▸ STATED GOAL
Your task is to transcribe the records exactly, skipping every image.

▸ GIVEN DATA
↓↓↓

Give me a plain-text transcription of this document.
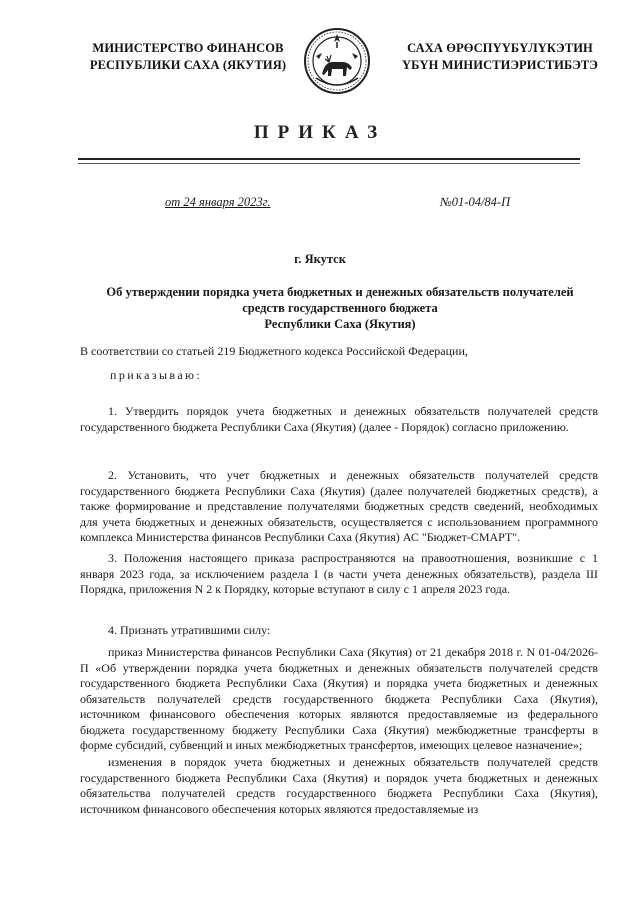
МИНИСТЕРСТВО ФИНАНСОВ
РЕСПУБЛИКИ САХА (ЯКУТИЯ)
САХА ӨРӨСПҮҮБҮЛҮКЭТИН
ҮБҮН МИНИСТИЭРИСТИБЭТЭ
ПРИКАЗ
от 24 января 2023г.	№01-04/84-П
г. Якутск
Об утверждении порядка учета бюджетных и денежных обязательств получателей
средств государственного бюджета
Республики Саха (Якутия)
В соответствии со статьей 219 Бюджетного кодекса Российской Федерации,
приказываю:
1. Утвердить порядок учета бюджетных и денежных обязательств получателей средств государственного бюджета Республики Саха (Якутия) (далее - Порядок) согласно приложению.
2. Установить, что учет бюджетных и денежных обязательств получателей средств государственного бюджета Республики Саха (Якутия) (далее получателей бюджетных средств), а также формирование и представление получателями бюджетных средств сведений, необходимых для учета бюджетных и денежных обязательств, осуществляется с использованием программного комплекса Министерства финансов Республики Саха (Якутия) АС "Бюджет-СМАРТ".
3. Положения настоящего приказа распространяются на правоотношения, возникшие с 1 января 2023 года, за исключением раздела I (в части учета денежных обязательств), раздела III Порядка, приложения N 2 к Порядку, которые вступают в силу с 1 апреля 2023 года.
4. Признать утратившими силу:
приказ Министерства финансов Республики Саха (Якутия) от 21 декабря 2018 г. N 01-04/2026-П «Об утверждении порядка учета бюджетных и денежных обязательств получателей средств государственного бюджета Республики Саха (Якутия) и порядка учета бюджетных и денежных обязательств получателей средств государственного бюджета Республики Саха (Якутия), источником финансового обеспечения которых являются предоставляемые из федерального бюджета государственному бюджету Республики Саха (Якутия) межбюджетные трансферты в форме субсидий, субвенций и иных межбюджетных трансфертов, имеющих целевое назначение»;
изменения в порядок учета бюджетных и денежных обязательств получателей средств государственного бюджета Республики Саха (Якутия) и порядок учета бюджетных и денежных обязательства получателей средств государственного бюджета Республики Саха (Якутия), источником финансового обеспечения которых являются предоставляемые из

↑↑↑

▸ RESPONSE TO THIS EXERCISE
Give me a plain-text transcription of this document.
МИНИСТЕРСТВО ФИНАНСОВ
РЕСПУБЛИКИ САХА (ЯКУТИЯ)
САХА ӨРӨСПҮҮБҮЛҮКЭТИН
ҮБҮН МИНИСТИЭРИСТИБЭТЭ
ПРИКАЗ
от 24 января 2023г.	№01-04/84-П
г. Якутск
Об утверждении порядка учета бюджетных и денежных обязательств получателей
средств государственного бюджета
Республики Саха (Якутия)
В соответствии со статьей 219 Бюджетного кодекса Российской Федерации,
приказываю:
1. Утвердить порядок учета бюджетных и денежных обязательств получателей средств государственного бюджета Республики Саха (Якутия) (далее - Порядок) согласно приложению.
2. Установить, что учет бюджетных и денежных обязательств получателей средств государственного бюджета Республики Саха (Якутия) (далее получателей бюджетных средств), а также формирование и представление получателями бюджетных средств сведений, необходимых для учета бюджетных и денежных обязательств, осуществляется с использованием программного комплекса Министерства финансов Республики Саха (Якутия) АС "Бюджет-СМАРТ".
3. Положения настоящего приказа распространяются на правоотношения, возникшие с 1 января 2023 года, за исключением раздела I (в части учета денежных обязательств), раздела III Порядка, приложения N 2 к Порядку, которые вступают в силу с 1 апреля 2023 года.
4. Признать утратившими силу:
приказ Министерства финансов Республики Саха (Якутия) от 21 декабря 2018 г. N 01-04/2026-П «Об утверждении порядка учета бюджетных и денежных обязательств получателей средств государственного бюджета Республики Саха (Якутия) и порядка учета бюджетных и денежных обязательств получателей средств государственного бюджета Республики Саха (Якутия), источником финансового обеспечения которых являются предоставляемые из федерального бюджета государственному бюджету Республики Саха (Якутия) межбюджетные трансферты в форме субсидий, субвенций и иных межбюджетных трансфертов, имеющих целевое назначение»;
изменения в порядок учета бюджетных и денежных обязательств получателей средств государственного бюджета Республики Саха (Якутия) и порядок учета бюджетных и денежных обязательства получателей средств государственного бюджета Республики Саха (Якутия), источником финансового обеспечения которых являются предоставляемые из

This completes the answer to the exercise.